Tally up the lines below that include the word "GoPro". Answer with the number alone.

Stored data

◇ ◇ ◇ ◇

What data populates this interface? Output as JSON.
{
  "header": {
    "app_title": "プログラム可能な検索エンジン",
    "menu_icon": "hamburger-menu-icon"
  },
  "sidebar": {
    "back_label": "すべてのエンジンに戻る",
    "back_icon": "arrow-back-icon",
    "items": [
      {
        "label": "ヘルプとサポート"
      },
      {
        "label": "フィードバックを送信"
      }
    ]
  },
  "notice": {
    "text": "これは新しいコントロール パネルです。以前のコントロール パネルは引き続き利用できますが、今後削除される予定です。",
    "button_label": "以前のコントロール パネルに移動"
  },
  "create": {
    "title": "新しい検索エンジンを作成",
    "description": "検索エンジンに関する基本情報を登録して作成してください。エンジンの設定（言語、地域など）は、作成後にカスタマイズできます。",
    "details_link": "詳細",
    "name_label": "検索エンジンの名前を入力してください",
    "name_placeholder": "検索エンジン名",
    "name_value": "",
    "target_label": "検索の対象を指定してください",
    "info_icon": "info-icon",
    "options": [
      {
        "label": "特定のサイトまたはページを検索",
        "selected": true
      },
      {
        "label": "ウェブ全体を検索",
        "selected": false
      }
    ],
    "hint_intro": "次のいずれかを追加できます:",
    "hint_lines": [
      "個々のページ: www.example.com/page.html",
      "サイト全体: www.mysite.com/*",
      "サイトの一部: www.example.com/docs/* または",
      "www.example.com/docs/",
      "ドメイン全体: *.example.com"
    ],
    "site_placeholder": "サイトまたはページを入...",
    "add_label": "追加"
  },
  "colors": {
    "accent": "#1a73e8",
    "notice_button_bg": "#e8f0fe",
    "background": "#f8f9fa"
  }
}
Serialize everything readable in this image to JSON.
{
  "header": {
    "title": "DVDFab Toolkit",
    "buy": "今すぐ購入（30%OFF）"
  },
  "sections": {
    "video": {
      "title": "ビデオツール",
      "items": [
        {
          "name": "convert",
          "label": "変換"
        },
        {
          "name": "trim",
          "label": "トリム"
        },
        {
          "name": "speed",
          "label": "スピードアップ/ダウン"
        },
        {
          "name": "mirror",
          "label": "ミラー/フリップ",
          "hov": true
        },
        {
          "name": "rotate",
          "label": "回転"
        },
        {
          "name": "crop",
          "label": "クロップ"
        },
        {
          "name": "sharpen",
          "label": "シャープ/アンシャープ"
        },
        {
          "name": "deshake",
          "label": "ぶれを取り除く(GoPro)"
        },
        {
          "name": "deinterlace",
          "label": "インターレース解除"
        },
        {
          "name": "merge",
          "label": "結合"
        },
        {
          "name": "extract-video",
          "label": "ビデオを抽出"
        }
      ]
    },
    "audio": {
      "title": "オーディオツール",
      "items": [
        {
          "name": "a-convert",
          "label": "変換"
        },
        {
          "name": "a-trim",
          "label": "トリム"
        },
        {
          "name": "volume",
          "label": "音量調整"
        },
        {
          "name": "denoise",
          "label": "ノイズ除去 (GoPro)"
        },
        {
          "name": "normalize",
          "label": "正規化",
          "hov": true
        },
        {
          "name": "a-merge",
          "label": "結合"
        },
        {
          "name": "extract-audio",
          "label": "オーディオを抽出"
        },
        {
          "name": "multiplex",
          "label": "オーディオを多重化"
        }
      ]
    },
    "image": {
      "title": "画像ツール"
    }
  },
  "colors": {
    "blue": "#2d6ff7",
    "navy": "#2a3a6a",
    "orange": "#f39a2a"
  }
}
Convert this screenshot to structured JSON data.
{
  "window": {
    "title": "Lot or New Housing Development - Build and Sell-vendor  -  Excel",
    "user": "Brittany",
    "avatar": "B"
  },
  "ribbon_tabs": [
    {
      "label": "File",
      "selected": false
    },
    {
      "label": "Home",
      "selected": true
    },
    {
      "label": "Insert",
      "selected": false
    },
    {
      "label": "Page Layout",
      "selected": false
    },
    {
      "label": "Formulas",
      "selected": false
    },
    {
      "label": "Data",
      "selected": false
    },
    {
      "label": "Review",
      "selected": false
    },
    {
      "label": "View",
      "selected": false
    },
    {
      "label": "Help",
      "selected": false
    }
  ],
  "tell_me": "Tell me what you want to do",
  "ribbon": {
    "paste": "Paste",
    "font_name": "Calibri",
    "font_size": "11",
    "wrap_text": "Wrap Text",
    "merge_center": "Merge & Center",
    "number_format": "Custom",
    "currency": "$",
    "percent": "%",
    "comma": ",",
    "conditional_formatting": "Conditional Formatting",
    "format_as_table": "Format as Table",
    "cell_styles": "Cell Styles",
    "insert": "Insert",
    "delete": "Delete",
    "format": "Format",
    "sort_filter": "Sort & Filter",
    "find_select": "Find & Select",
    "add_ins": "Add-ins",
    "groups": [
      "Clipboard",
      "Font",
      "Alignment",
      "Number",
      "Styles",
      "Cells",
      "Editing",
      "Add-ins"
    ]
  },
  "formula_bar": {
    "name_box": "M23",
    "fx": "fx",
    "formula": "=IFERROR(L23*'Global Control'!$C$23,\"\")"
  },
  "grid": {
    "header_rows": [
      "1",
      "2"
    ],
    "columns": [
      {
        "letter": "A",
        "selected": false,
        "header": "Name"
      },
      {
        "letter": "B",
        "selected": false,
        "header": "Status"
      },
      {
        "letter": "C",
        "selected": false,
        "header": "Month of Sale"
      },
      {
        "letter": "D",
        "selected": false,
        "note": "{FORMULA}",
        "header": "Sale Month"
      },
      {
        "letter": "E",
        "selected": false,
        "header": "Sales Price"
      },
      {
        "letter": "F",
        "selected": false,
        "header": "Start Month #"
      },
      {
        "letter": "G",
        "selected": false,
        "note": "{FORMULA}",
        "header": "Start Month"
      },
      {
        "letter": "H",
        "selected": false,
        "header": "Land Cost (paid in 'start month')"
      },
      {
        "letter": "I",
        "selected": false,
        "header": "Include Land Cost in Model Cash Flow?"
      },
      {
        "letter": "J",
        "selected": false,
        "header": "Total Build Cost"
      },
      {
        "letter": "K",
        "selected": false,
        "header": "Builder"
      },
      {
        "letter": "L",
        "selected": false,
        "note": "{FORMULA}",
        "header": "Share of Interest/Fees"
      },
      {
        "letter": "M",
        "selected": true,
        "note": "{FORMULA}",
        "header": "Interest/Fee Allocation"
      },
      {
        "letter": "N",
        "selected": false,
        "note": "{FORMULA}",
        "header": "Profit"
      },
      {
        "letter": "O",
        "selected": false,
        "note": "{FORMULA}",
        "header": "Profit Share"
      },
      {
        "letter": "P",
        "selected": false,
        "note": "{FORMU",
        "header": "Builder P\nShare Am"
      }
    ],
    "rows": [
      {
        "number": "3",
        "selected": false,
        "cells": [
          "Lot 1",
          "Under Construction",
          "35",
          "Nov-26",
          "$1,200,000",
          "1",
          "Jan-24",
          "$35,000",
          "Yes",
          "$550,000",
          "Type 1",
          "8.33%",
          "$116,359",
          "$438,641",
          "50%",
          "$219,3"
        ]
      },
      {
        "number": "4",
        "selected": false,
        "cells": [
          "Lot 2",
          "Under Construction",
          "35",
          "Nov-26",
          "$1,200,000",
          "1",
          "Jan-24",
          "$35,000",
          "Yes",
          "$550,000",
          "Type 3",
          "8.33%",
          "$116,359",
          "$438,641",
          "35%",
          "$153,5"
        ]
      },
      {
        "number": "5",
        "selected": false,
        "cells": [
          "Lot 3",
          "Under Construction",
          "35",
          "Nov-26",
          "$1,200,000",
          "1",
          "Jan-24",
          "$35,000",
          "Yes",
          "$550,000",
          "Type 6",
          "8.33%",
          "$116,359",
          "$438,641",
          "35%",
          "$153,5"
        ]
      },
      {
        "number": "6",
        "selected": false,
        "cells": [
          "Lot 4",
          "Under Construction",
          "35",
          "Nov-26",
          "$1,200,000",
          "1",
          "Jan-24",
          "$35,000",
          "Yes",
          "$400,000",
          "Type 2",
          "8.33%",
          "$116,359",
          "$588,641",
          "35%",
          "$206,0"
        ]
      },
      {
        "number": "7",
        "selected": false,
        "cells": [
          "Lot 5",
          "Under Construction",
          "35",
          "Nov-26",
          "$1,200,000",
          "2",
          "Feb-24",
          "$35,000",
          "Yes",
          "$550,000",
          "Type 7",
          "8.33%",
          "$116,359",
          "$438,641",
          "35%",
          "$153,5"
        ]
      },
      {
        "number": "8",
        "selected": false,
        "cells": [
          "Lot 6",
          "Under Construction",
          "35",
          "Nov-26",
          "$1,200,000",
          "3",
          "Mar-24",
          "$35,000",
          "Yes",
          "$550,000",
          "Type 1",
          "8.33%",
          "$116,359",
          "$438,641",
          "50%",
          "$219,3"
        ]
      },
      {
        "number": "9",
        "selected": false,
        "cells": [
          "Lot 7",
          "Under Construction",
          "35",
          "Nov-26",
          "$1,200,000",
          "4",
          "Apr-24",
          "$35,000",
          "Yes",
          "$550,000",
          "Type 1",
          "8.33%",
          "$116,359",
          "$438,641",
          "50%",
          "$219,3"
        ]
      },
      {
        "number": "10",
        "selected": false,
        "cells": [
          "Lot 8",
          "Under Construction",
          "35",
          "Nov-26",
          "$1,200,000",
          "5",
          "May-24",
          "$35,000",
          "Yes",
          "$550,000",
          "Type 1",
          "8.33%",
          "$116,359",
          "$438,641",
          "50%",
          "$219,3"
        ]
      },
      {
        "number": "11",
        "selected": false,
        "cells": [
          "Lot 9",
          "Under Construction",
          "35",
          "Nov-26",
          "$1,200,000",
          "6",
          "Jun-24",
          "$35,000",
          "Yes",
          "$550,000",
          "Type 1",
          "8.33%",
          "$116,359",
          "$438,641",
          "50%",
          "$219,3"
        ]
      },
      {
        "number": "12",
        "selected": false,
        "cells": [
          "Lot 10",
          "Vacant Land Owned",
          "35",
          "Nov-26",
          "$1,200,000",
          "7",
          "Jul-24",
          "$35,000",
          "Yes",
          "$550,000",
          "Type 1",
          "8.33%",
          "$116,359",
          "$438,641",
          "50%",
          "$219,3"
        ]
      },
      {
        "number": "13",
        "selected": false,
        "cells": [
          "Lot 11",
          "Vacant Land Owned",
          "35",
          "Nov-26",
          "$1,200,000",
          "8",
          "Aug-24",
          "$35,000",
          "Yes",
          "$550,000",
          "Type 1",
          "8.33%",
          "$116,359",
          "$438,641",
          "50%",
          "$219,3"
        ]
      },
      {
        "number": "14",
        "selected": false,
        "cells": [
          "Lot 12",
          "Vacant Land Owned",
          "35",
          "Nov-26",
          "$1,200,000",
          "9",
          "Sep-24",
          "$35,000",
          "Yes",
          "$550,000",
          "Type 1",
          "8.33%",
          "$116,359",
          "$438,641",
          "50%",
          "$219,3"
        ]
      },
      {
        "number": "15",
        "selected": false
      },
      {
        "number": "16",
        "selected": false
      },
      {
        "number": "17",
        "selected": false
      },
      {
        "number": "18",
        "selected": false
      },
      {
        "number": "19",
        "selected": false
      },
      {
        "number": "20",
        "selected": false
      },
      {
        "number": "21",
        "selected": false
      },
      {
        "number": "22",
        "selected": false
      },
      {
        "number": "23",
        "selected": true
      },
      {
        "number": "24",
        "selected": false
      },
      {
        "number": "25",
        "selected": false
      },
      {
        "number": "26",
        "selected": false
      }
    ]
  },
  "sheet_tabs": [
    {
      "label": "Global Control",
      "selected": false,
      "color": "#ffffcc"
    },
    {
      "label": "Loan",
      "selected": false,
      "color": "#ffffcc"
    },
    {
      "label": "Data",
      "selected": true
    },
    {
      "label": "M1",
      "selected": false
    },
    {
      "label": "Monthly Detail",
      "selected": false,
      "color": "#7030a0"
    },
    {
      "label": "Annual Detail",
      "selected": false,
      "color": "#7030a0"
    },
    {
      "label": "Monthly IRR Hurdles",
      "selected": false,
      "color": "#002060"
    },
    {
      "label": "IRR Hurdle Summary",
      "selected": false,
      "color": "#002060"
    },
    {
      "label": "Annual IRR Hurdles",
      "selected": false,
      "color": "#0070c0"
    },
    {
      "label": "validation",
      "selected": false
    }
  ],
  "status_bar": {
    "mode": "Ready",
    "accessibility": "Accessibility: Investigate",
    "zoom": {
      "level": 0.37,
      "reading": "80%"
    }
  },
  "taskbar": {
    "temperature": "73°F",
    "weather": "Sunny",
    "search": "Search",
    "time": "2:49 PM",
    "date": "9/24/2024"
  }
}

◇ ◇ ◇ ◇

RESULT OF THE TASK :: 2